**Excerpt to read**:
------
Mark Bradford
Nasher Museum of Art
Through Dec. 9


Terrains of Absence
Flanders Gallery
Through Sept. 1

Instagram pictures kind of creep me out. They’re attractive at first glance because they resemble the aging snapshots in my parents’ photo albums. But I know that the visual filters are just algorithms, and they immediately seem insincere, mediated, branded. I hear Ron Popeil shouting “Now with 50 percent more nostalgia!” They should call the app Fetishgram.

I’m constantly fighting for my memories’ integrity with the media in which my memories are stored. The stakes are high. Our memory is how we, as individuals, persist from moment to moment. And in two current exhibitions in the Triangle, artists address how the past interpenetrates the present.

Although small black-and-white photography by Ian F. G. Dunn and Jerome De Perlinghi takes up the front of Terrains of Absence in Raleigh’s Flanders Gallery, Durham-based Mark Iwinski‘s work comprises more than half of the show. Iwinski works in two modes in this exhibit. In 12 photographs, he holds a transparency of a vintage picture between his camera’s eye and a modern-day subject, literally superimposing the past upon the present. In most of this work, the old image shows a building that used to stand on the spot and reveals how its footprint persists, physically and socially, in the current landscape.
------
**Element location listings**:
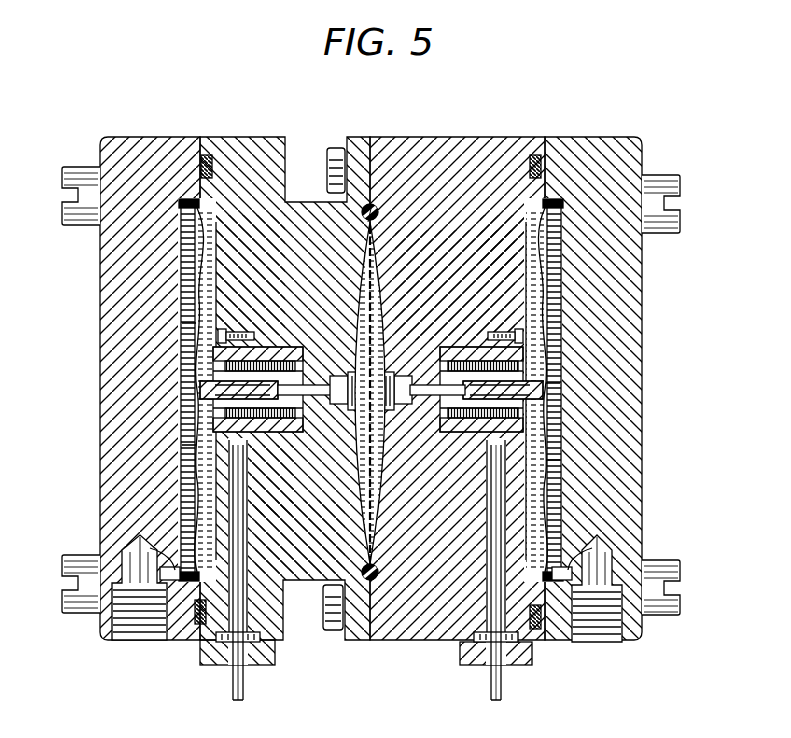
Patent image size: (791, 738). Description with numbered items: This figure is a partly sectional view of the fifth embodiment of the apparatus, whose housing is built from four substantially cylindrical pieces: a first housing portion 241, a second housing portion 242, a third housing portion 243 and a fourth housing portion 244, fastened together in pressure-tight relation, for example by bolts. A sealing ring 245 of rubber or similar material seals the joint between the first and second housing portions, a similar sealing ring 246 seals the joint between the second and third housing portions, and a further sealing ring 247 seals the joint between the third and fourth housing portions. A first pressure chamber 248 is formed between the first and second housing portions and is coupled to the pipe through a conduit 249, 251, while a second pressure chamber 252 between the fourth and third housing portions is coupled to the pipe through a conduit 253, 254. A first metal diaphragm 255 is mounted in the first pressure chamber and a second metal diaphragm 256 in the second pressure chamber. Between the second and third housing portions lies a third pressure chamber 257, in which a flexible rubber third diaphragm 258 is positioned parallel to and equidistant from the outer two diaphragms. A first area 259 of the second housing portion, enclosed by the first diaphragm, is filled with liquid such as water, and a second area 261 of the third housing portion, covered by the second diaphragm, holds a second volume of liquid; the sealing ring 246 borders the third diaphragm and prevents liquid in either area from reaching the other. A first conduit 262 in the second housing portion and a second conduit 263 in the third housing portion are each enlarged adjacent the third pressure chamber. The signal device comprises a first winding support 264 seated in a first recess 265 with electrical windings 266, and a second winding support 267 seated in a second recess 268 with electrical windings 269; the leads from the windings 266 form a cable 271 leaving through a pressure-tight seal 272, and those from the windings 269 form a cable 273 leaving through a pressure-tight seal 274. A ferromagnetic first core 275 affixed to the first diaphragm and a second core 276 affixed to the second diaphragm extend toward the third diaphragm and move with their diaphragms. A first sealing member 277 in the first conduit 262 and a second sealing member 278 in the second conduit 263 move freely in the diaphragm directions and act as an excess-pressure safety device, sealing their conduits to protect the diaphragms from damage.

The first housing portion 241 is at (643, 378).
The second housing portion 242 is at (480, 150).
The third housing portion 243 is at (265, 147).
The fourth housing portion 244 is at (104, 281).
The sealing ring 245 is at (548, 165).
The sealing ring 246 is at (378, 208).
The sealing ring 247 is at (207, 153).
The first pressure chamber 248 is at (563, 258).
The conduit 249 is at (590, 642).
The conduit 251 is at (570, 545).
The second pressure chamber 252 is at (185, 245).
The conduit 253 is at (145, 645).
The conduit 254 is at (175, 545).
The first diaphragm 255 is at (560, 460).
The second diaphragm 256 is at (182, 323).
The third pressure chamber 257 is at (374, 478).
The third diaphragm 258 is at (300, 537).
The first area 259 is at (534, 240).
The second area 261 is at (218, 246).
The first conduit 262 is at (426, 418).
The second conduit 263 is at (304, 420).
The first winding support 264 is at (521, 325).
The first recess 265 is at (444, 340).
The electrical windings 266 is at (444, 436).
The second winding support 267 is at (182, 445).
The second recess 268 is at (268, 340).
The electrical windings 269 is at (272, 452).
The cable 271 is at (504, 690).
The pressure-tight seal 272 is at (470, 665).
The cable 273 is at (231, 690).
The pressure-tight seal 274 is at (266, 662).
The first core 275 is at (560, 383).
The second core 276 is at (198, 385).
The first sealing member 277 is at (398, 370).
The second sealing member 278 is at (342, 370).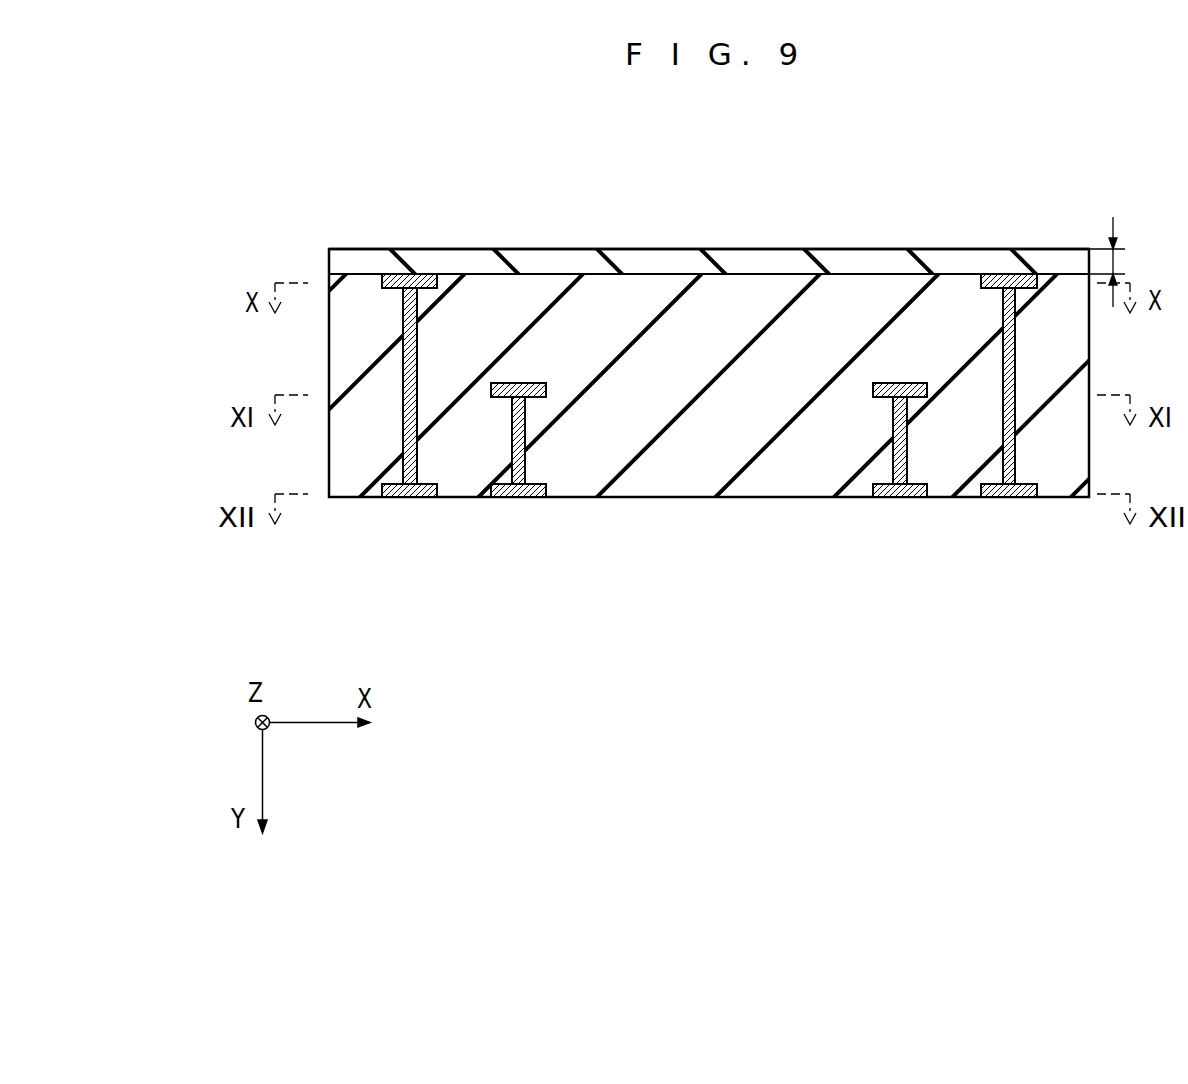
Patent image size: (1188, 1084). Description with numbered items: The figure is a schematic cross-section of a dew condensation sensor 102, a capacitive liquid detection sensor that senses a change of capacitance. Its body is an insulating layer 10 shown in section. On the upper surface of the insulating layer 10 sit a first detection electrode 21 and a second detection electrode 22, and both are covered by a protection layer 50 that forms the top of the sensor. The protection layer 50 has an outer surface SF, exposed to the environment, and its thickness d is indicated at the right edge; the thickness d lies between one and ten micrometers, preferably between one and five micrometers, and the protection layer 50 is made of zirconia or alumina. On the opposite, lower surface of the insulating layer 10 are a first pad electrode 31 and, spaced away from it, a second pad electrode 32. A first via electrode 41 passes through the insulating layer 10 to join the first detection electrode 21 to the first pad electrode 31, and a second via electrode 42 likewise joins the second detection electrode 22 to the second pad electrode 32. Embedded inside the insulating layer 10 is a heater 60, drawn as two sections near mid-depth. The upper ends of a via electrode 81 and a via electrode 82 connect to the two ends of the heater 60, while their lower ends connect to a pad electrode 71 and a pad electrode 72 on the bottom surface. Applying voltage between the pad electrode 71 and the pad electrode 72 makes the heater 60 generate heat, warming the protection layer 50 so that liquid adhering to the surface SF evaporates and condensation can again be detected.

The dew condensation sensor 102 is at (328, 112).
The surface SF is at (397, 235).
The protection layer 50 is at (342, 265).
The insulating layer 10 is at (342, 363).
The first detection electrode 21 is at (428, 275).
The second detection electrode 22 is at (995, 275).
The first pad electrode 31 is at (400, 497).
The second pad electrode 32 is at (1020, 497).
The first via electrode 41 is at (408, 438).
The second via electrode 42 is at (1014, 440).
The heater 60 is at (527, 384).
The pad electrode 71 is at (532, 497).
The pad electrode 72 is at (888, 497).
The via electrode 81 is at (521, 428).
The via electrode 82 is at (892, 425).
The thickness d is at (1114, 235).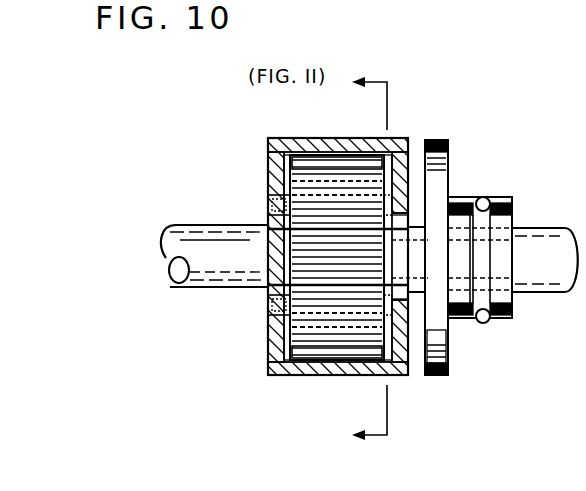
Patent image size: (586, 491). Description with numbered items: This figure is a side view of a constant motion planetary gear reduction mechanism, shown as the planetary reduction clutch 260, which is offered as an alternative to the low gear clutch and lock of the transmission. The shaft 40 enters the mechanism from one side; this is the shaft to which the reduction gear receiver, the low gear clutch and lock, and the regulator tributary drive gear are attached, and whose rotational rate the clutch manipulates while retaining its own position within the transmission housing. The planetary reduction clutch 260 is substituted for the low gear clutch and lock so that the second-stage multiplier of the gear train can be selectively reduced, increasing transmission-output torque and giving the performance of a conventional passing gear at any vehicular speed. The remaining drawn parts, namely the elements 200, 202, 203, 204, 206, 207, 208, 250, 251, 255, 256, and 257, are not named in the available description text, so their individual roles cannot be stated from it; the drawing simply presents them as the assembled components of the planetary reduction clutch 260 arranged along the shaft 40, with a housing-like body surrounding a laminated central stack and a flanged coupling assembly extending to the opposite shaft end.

The shaft 40 is at (178, 272).
The electric motor 200 is at (268, 285).
The end plate 202 is at (272, 332).
The bearing 203 is at (282, 212).
The motor housing 204 is at (287, 140).
The stator 206 is at (307, 173).
The end plate 207 is at (278, 336).
The bearing 208 is at (410, 378).
The flywheel hub 250 is at (437, 378).
The flange plate 251 is at (427, 138).
The coupling 255 is at (515, 228).
The retaining ball 256 is at (503, 323).
The detent ball 257 is at (483, 323).
The planetary reduction clutch 260 is at (305, 378).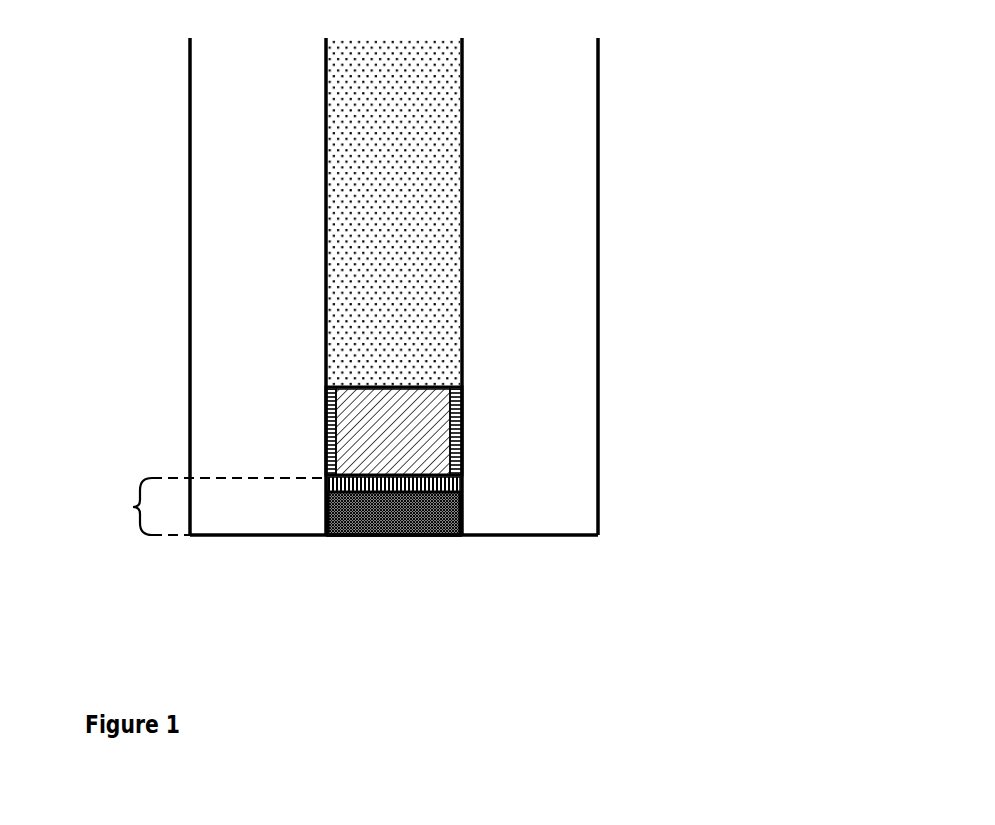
------
**Work required**:
According to the exhibition review, why are the stakes high in the writer's fight for the integrity of memories? Answer in one to three sentences.

**In response**:
The stakes are high because memory is how we, as individuals, persist from moment to moment. Keeping memories intact against the media that store them therefore bears on that persistence.